[Data excerpts]
---+---
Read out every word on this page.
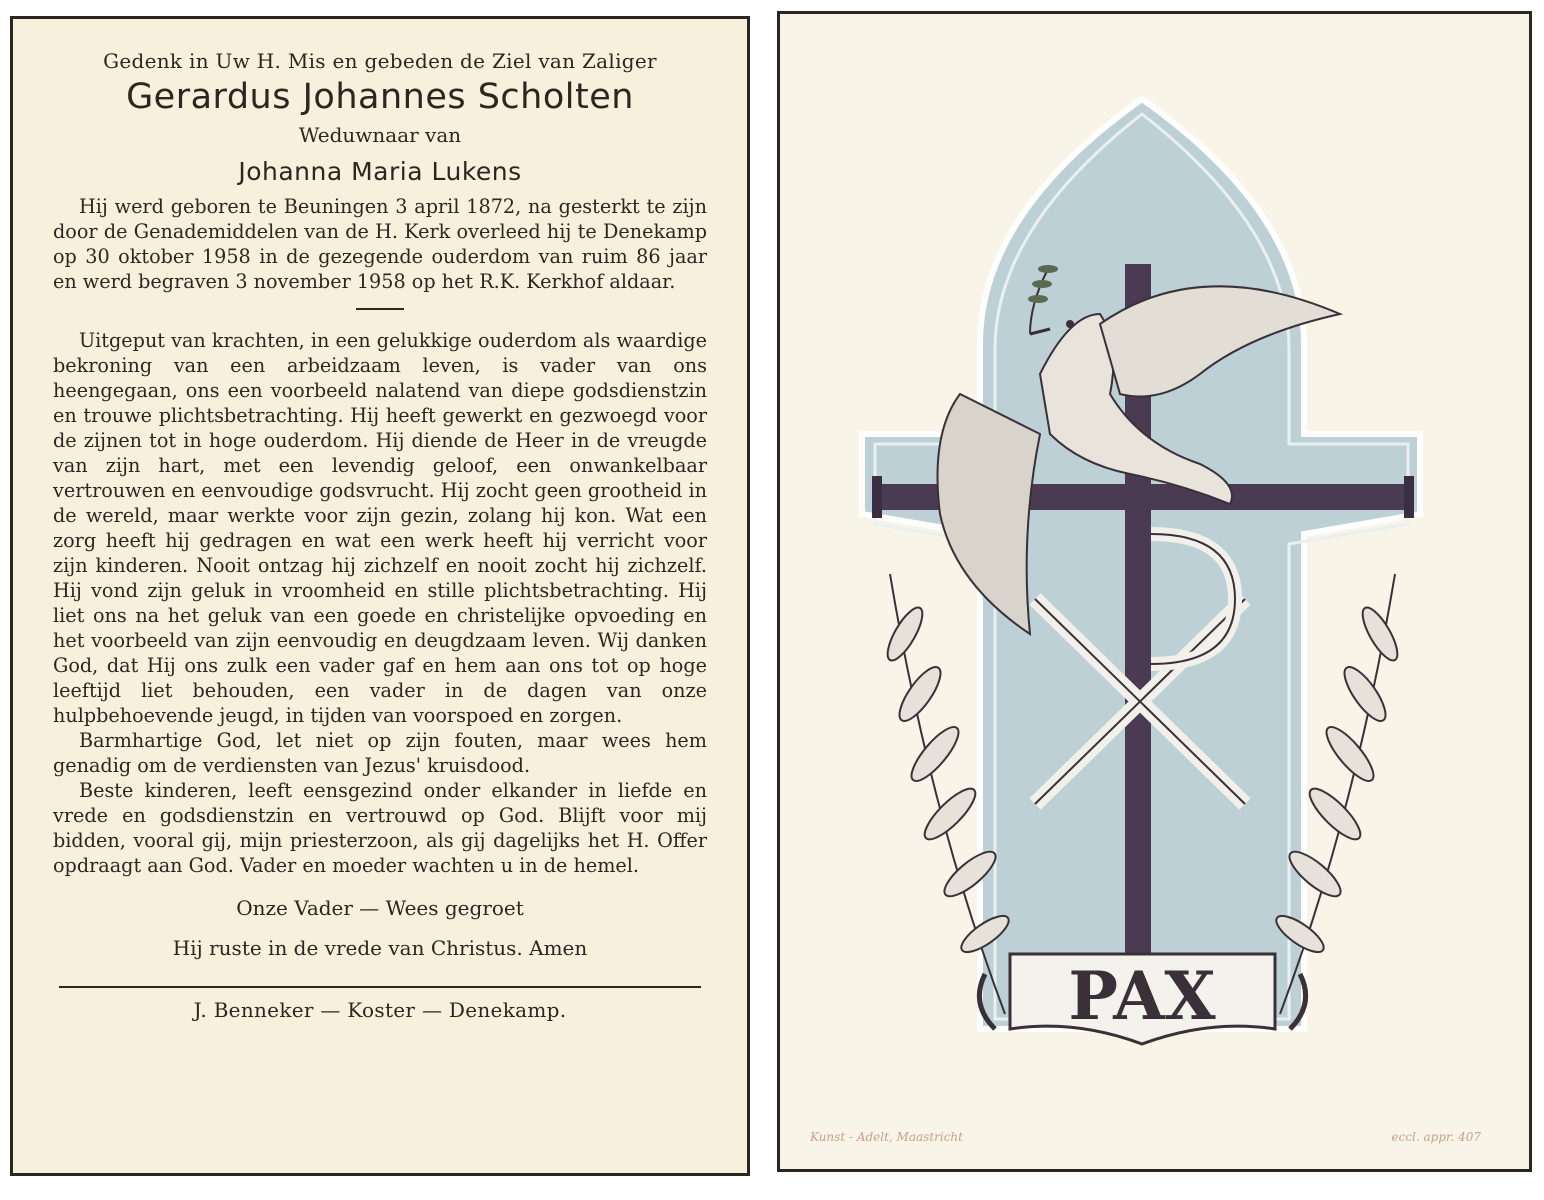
Gedenk in Uw H. Mis en gebeden de Ziel van Zaliger
Gerardus Johannes Scholten
Weduwnaar van
Johanna Maria Lukens
Hij werd geboren te Beuningen 3 april 1872, na gesterkt te zijn door de Genademiddelen van de H. Kerk overleed hij te Denekamp op 30 oktober 1958 in de gezegende ouderdom van ruim 86 jaar en werd begraven 3 november 1958 op het R.K. Kerkhof aldaar.
Uitgeput van krachten, in een gelukkige ouderdom als waardige bekroning van een arbeidzaam leven, is vader van ons heengegaan, ons een voorbeeld nalatend van diepe godsdienstzin en trouwe plichtsbetrachting. Hij heeft gewerkt en gezwoegd voor de zijnen tot in hoge ouderdom. Hij diende de Heer in de vreugde van zijn hart, met een levendig geloof, een onwankelbaar vertrouwen en eenvoudige godsvrucht. Hij zocht geen grootheid in de wereld, maar werkte voor zijn gezin, zolang hij kon. Wat een zorg heeft hij gedragen en wat een werk heeft hij verricht voor zijn kinderen. Nooit ontzag hij zichzelf en nooit zocht hij zichzelf. Hij vond zijn geluk in vroomheid en stille plichtsbetrachting. Hij liet ons na het geluk van een goede en christelijke opvoeding en het voorbeeld van zijn eenvoudig en deugdzaam leven. Wij danken God, dat Hij ons zulk een vader gaf en hem aan ons tot op hoge leeftijd liet behouden, een vader in de dagen van onze hulpbehoevende jeugd, in tijden van voorspoed en zorgen.
Barmhartige God, let niet op zijn fouten, maar wees hem genadig om de verdiensten van Jezus' kruisdood.
Beste kinderen, leeft eensgezind onder elkander in liefde en vrede en godsdienstzin en vertrouwd op God. Blijft voor mij bidden, vooral gij, mijn priesterzoon, als gij dagelijks het H. Offer opdraagt aan God. Vader en moeder wachten u in de hemel.
Onze Vader — Wees gegroet
Hij ruste in de vrede van Christus. Amen
J. Benneker — Koster — Denekamp.	PAX
Kunst - Adelt, Maastricht	eccl. appr. 407
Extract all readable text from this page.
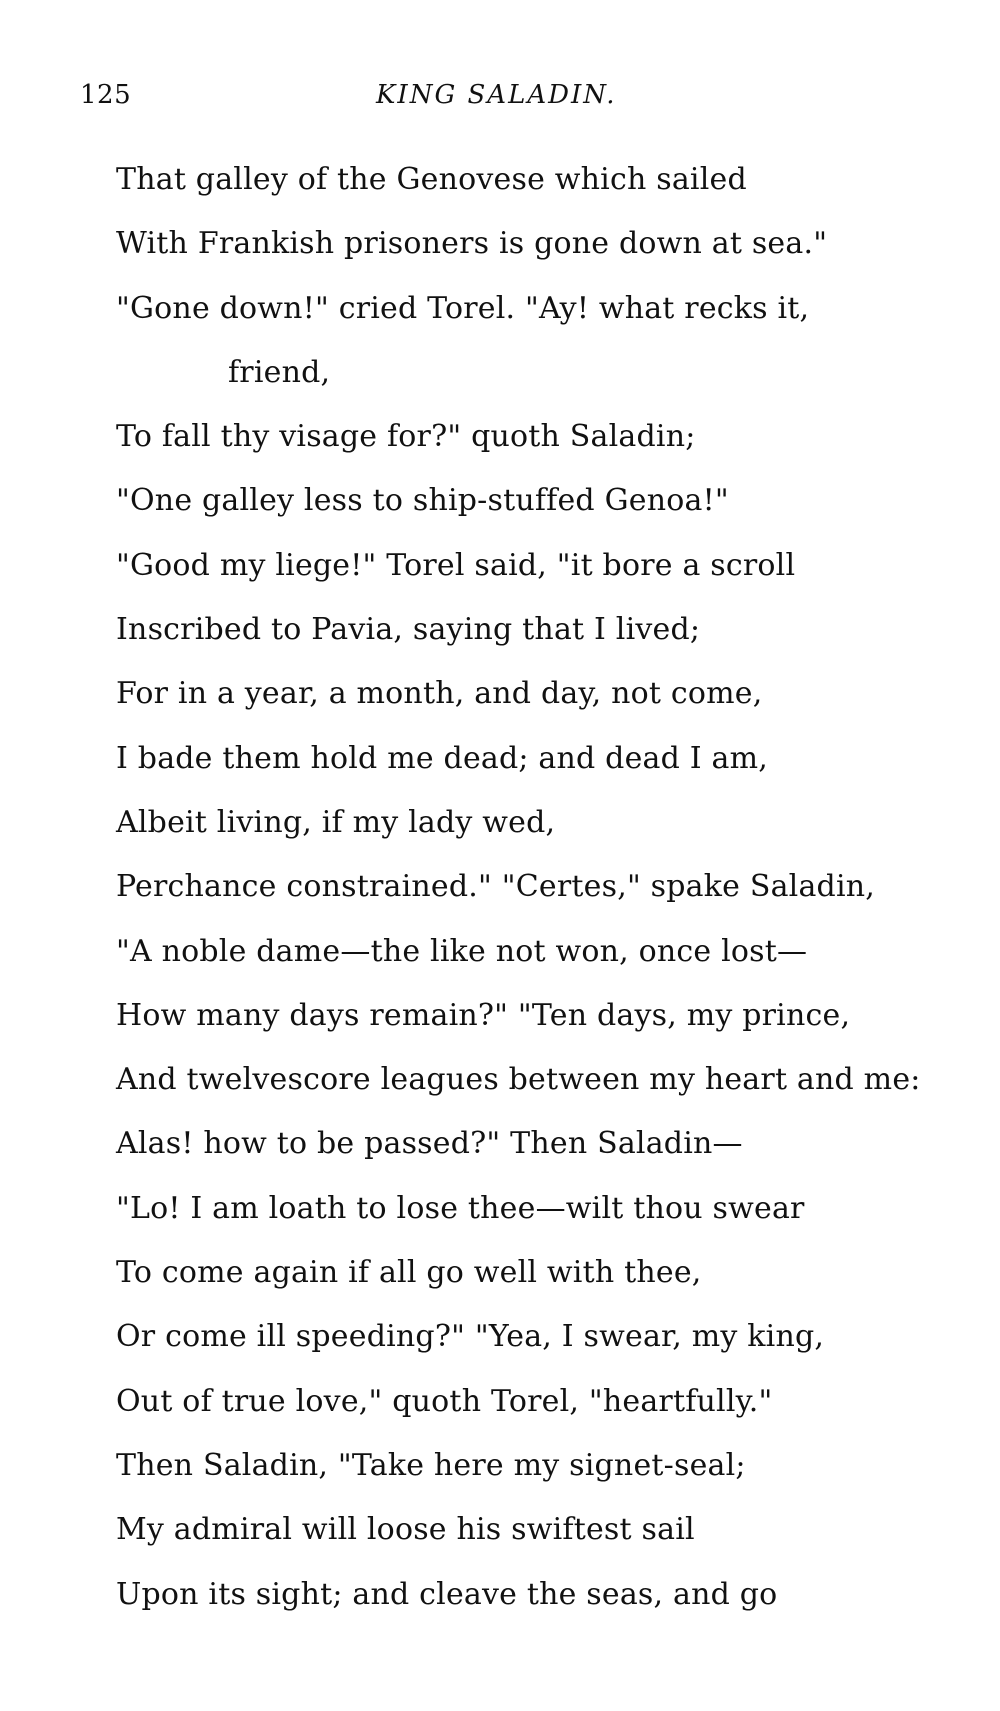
125	KING SALADIN.
That galley of the Genovese which sailed
With Frankish prisoners is gone down at sea."
"Gone down!" cried Torel. "Ay! what recks it,
friend,
To fall thy visage for?" quoth Saladin;
"One galley less to ship-stuffed Genoa!"
"Good my liege!" Torel said, "it bore a scroll
Inscribed to Pavia, saying that I lived;
For in a year, a month, and day, not come,
I bade them hold me dead; and dead I am,
Albeit living, if my lady wed,
Perchance constrained." "Certes," spake Saladin,
"A noble dame—the like not won, once lost—
How many days remain?" "Ten days, my prince,
And twelvescore leagues between my heart and me:
Alas! how to be passed?" Then Saladin—
"Lo! I am loath to lose thee—wilt thou swear
To come again if all go well with thee,
Or come ill speeding?" "Yea, I swear, my king,
Out of true love," quoth Torel, "heartfully."
Then Saladin, "Take here my signet-seal;
My admiral will loose his swiftest sail
Upon its sight; and cleave the seas, and go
---+---
■ TASK INSTRUCTIONS ■
Write the lines above out again exactly, without any of their pictures.

■ RESPONSE TO THIS EXERCISE ■
Read out every word on this page.
Gedenk in Uw H. Mis en gebeden de Ziel van Zaliger
Gerardus Johannes Scholten
Weduwnaar van
Johanna Maria Lukens
Hij werd geboren te Beuningen 3 april 1872, na gesterkt te zijn door de Genademiddelen van de H. Kerk overleed hij te Denekamp op 30 oktober 1958 in de gezegende ouderdom van ruim 86 jaar en werd begraven 3 november 1958 op het R.K. Kerkhof aldaar.
Uitgeput van krachten, in een gelukkige ouderdom als waardige bekroning van een arbeidzaam leven, is vader van ons heengegaan, ons een voorbeeld nalatend van diepe godsdienstzin en trouwe plichtsbetrachting. Hij heeft gewerkt en gezwoegd voor de zijnen tot in hoge ouderdom. Hij diende de Heer in de vreugde van zijn hart, met een levendig geloof, een onwankelbaar vertrouwen en eenvoudige godsvrucht. Hij zocht geen grootheid in de wereld, maar werkte voor zijn gezin, zolang hij kon. Wat een zorg heeft hij gedragen en wat een werk heeft hij verricht voor zijn kinderen. Nooit ontzag hij zichzelf en nooit zocht hij zichzelf. Hij vond zijn geluk in vroomheid en stille plichtsbetrachting. Hij liet ons na het geluk van een goede en christelijke opvoeding en het voorbeeld van zijn eenvoudig en deugdzaam leven. Wij danken God, dat Hij ons zulk een vader gaf en hem aan ons tot op hoge leeftijd liet behouden, een vader in de dagen van onze hulpbehoevende jeugd, in tijden van voorspoed en zorgen.
Barmhartige God, let niet op zijn fouten, maar wees hem genadig om de verdiensten van Jezus' kruisdood.
Beste kinderen, leeft eensgezind onder elkander in liefde en vrede en godsdienstzin en vertrouwd op God. Blijft voor mij bidden, vooral gij, mijn priesterzoon, als gij dagelijks het H. Offer opdraagt aan God. Vader en moeder wachten u in de hemel.
Onze Vader — Wees gegroet
Hij ruste in de vrede van Christus. Amen
J. Benneker — Koster — Denekamp.	PAX
Kunst - Adelt, Maastricht	eccl. appr. 407
Extract all readable text from this page.
125	KING SALADIN.
That galley of the Genovese which sailed
With Frankish prisoners is gone down at sea."
"Gone down!" cried Torel. "Ay! what recks it,
friend,
To fall thy visage for?" quoth Saladin;
"One galley less to ship-stuffed Genoa!"
"Good my liege!" Torel said, "it bore a scroll
Inscribed to Pavia, saying that I lived;
For in a year, a month, and day, not come,
I bade them hold me dead; and dead I am,
Albeit living, if my lady wed,
Perchance constrained." "Certes," spake Saladin,
"A noble dame—the like not won, once lost—
How many days remain?" "Ten days, my prince,
And twelvescore leagues between my heart and me:
Alas! how to be passed?" Then Saladin—
"Lo! I am loath to lose thee—wilt thou swear
To come again if all go well with thee,
Or come ill speeding?" "Yea, I swear, my king,
Out of true love," quoth Torel, "heartfully."
Then Saladin, "Take here my signet-seal;
My admiral will loose his swiftest sail
Upon its sight; and cleave the seas, and go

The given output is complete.